INSTRUCTION
Which lines hold the word "캐시미어블랜드"? Copy each of them.

Records from a collection
◇ ◇ ◇ ◇ ◇

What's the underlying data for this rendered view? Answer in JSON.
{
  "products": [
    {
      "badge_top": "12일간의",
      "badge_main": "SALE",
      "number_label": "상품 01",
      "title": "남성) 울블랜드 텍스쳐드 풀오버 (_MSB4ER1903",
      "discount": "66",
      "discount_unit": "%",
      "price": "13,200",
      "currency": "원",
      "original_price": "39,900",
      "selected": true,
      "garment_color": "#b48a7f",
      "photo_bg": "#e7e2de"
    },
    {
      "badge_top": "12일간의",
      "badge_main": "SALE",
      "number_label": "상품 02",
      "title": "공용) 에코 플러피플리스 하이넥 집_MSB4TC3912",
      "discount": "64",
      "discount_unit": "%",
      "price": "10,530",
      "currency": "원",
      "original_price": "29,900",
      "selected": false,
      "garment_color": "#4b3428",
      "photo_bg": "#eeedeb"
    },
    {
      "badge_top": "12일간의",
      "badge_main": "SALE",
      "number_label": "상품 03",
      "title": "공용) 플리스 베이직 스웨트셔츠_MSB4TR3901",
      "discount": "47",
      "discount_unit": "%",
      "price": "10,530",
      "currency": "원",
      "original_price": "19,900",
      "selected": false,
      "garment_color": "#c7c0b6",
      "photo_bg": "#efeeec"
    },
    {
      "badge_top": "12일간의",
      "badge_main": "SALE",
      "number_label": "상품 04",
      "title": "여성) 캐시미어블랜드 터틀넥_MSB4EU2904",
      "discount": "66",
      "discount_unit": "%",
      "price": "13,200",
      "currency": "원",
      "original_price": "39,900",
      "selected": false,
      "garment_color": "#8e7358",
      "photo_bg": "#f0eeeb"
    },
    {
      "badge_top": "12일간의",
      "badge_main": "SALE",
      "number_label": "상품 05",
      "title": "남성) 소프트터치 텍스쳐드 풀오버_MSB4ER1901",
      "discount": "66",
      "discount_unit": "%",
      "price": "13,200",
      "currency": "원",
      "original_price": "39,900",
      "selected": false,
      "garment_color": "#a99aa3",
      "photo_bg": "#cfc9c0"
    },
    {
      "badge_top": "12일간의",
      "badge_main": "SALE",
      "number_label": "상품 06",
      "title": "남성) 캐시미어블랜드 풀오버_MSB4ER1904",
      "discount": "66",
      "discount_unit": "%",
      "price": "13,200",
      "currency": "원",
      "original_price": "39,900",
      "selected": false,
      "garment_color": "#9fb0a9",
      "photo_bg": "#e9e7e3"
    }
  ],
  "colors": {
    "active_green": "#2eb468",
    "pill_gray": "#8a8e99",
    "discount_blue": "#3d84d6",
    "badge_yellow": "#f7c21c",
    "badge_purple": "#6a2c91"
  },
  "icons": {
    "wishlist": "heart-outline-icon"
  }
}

◇ ◇ ◇ ◇ ◇

WRITTEN SOLUTION
      "title": "여성) 캐시미어블랜드 터틀넥_MSB4EU2904",
      "title": "남성) 캐시미어블랜드 풀오버_MSB4ER1904",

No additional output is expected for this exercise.